What to do
Every line from the one with "OCR this image." through the final line must be written out exactly, and no other line; omit the pictures.

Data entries

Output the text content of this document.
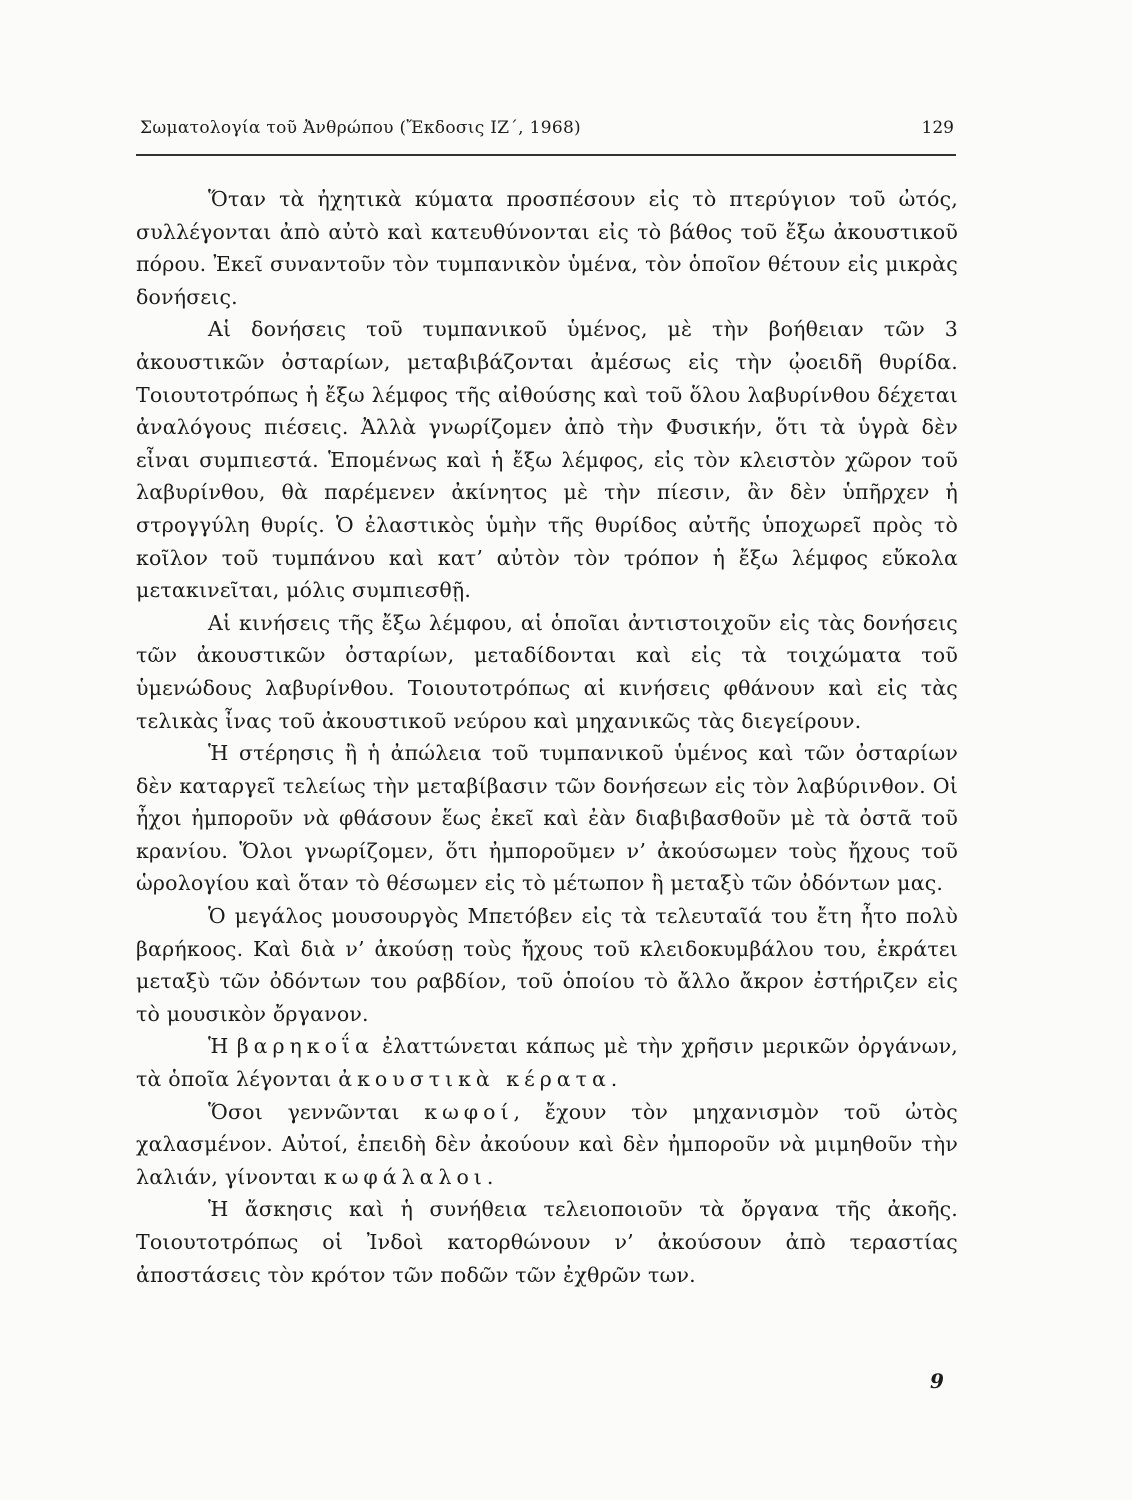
Σωματολογία τοῦ Ἀνθρώπου (Ἔκδοσις ΙΖ΄, 1968)	129

Ὅταν τὰ ἠχητικὰ κύματα προσπέσουν εἰς τὸ πτερύγιον τοῦ ὠτός, συλλέγονται ἀπὸ αὐτὸ καὶ κατευθύνονται εἰς τὸ βάθος τοῦ ἔξω ἀκουστικοῦ πόρου. Ἐκεῖ συναντοῦν τὸν τυμπανικὸν ὑμένα, τὸν ὁποῖον θέτουν εἰς μικρὰς δονήσεις.

Αἱ δονήσεις τοῦ τυμπανικοῦ ὑμένος, μὲ τὴν βοήθειαν τῶν 3 ἀκουστικῶν ὀσταρίων, μεταβιβάζονται ἀμέσως εἰς τὴν ᾠοειδῆ θυρίδα. Τοιουτοτρόπως ἡ ἔξω λέμφος τῆς αἰθούσης καὶ τοῦ ὅλου λαβυρίνθου δέχεται ἀναλόγους πιέσεις. Ἀλλὰ γνωρίζομεν ἀπὸ τὴν Φυσικήν, ὅτι τὰ ὑγρὰ δὲν εἶναι συμπιεστά. Ἑπομένως καὶ ἡ ἔξω λέμφος, εἰς τὸν κλειστὸν χῶρον τοῦ λαβυρίνθου, θὰ παρέμενεν ἀκίνητος μὲ τὴν πίεσιν, ἂν δὲν ὑπῆρχεν ἡ στρογγύλη θυρίς. Ὁ ἐλαστικὸς ὑμὴν τῆς θυρίδος αὐτῆς ὑποχωρεῖ πρὸς τὸ κοῖλον τοῦ τυμπάνου καὶ κατ’ αὐτὸν τὸν τρόπον ἡ ἔξω λέμφος εὔκολα μετακινεῖται, μόλις συμπιεσθῇ.

Αἱ κινήσεις τῆς ἔξω λέμφου, αἱ ὁποῖαι ἀντιστοιχοῦν εἰς τὰς δονήσεις τῶν ἀκουστικῶν ὀσταρίων, μεταδίδονται καὶ εἰς τὰ τοιχώματα τοῦ ὑμενώδους λαβυρίνθου. Τοιουτοτρόπως αἱ κινήσεις φθάνουν καὶ εἰς τὰς τελικὰς ἶνας τοῦ ἀκουστικοῦ νεύρου καὶ μηχανικῶς τὰς διεγείρουν.

Ἡ στέρησις ἢ ἡ ἀπώλεια τοῦ τυμπανικοῦ ὑμένος καὶ τῶν ὀσταρίων δὲν καταργεῖ τελείως τὴν μεταβίβασιν τῶν δονήσεων εἰς τὸν λαβύρινθον. Οἱ ἦχοι ἠμποροῦν νὰ φθάσουν ἕως ἐκεῖ καὶ ἐὰν διαβιβασθοῦν μὲ τὰ ὀστᾶ τοῦ κρανίου. Ὅλοι γνωρίζομεν, ὅτι ἠμποροῦμεν ν’ ἀκούσωμεν τοὺς ἤχους τοῦ ὡρολογίου καὶ ὅταν τὸ θέσωμεν εἰς τὸ μέτωπον ἢ μεταξὺ τῶν ὀδόντων μας.

Ὁ μεγάλος μουσουργὸς Μπετόβεν εἰς τὰ τελευταῖά του ἔτη ἦτο πολὺ βαρήκοος. Καὶ διὰ ν’ ἀκούσῃ τοὺς ἤχους τοῦ κλειδοκυμβάλου του, ἐκράτει μεταξὺ τῶν ὀδόντων του ραβδίον, τοῦ ὁποίου τὸ ἄλλο ἄκρον ἐστήριζεν εἰς τὸ μουσικὸν ὄργανον.

Ἡ βαρηκοΐα ἐλαττώνεται κάπως μὲ τὴν χρῆσιν μερικῶν ὀργάνων, τὰ ὁποῖα λέγονται ἀκουστικὰ κέρατα.

Ὅσοι γεννῶνται κωφοί, ἔχουν τὸν μηχανισμὸν τοῦ ὠτὸς χαλασμένον. Αὐτοί, ἐπειδὴ δὲν ἀκούουν καὶ δὲν ἠμποροῦν νὰ μιμηθοῦν τὴν λαλιάν, γίνονται κωφάλαλοι.

Ἡ ἄσκησις καὶ ἡ συνήθεια τελειοποιοῦν τὰ ὄργανα τῆς ἀκοῆς. Τοιουτοτρόπως οἱ Ἰνδοὶ κατορθώνουν ν’ ἀκούσουν ἀπὸ τεραστίας ἀποστάσεις τὸν κρότον τῶν ποδῶν τῶν ἐχθρῶν των.

9
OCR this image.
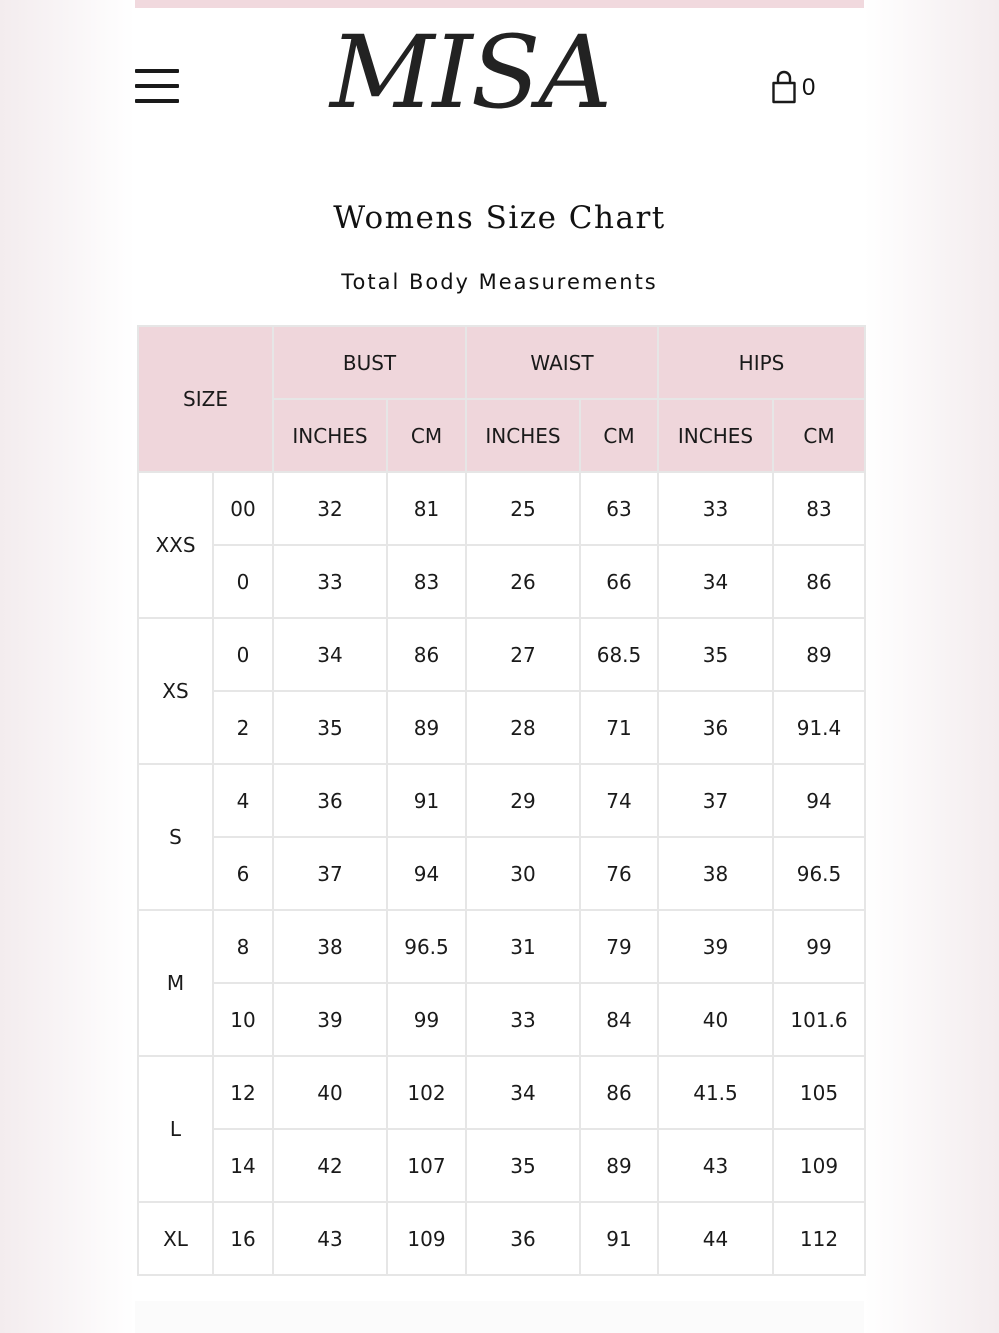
MISA	0
Womens Size Chart
Total Body Measurements
SIZE		BUST		WAIST		HIPS	
		INCHES	CM	INCHES	CM	INCHES	CM
XXS	00	32	81	25	63	33	83
	0	33	83	26	66	34	86
XS	0	34	86	27	68.5	35	89
	2	35	89	28	71	36	91.4
S	4	36	91	29	74	37	94
	6	37	94	30	76	38	96.5
M	8	38	96.5	31	79	39	99
	10	39	99	33	84	40	101.6
L	12	40	102	34	86	41.5	105
	14	42	107	35	89	43	109
XL	16	43	109	36	91	44	112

Answer in full
OCR this image.
MISA	0
Womens Size Chart
Total Body Measurements
SIZE		BUST		WAIST		HIPS	
		INCHES	CM	INCHES	CM	INCHES	CM
XXS	00	32	81	25	63	33	83
	0	33	83	26	66	34	86
XS	0	34	86	27	68.5	35	89
	2	35	89	28	71	36	91.4
S	4	36	91	29	74	37	94
	6	37	94	30	76	38	96.5
M	8	38	96.5	31	79	39	99
	10	39	99	33	84	40	101.6
L	12	40	102	34	86	41.5	105
	14	42	107	35	89	43	109
XL	16	43	109	36	91	44	112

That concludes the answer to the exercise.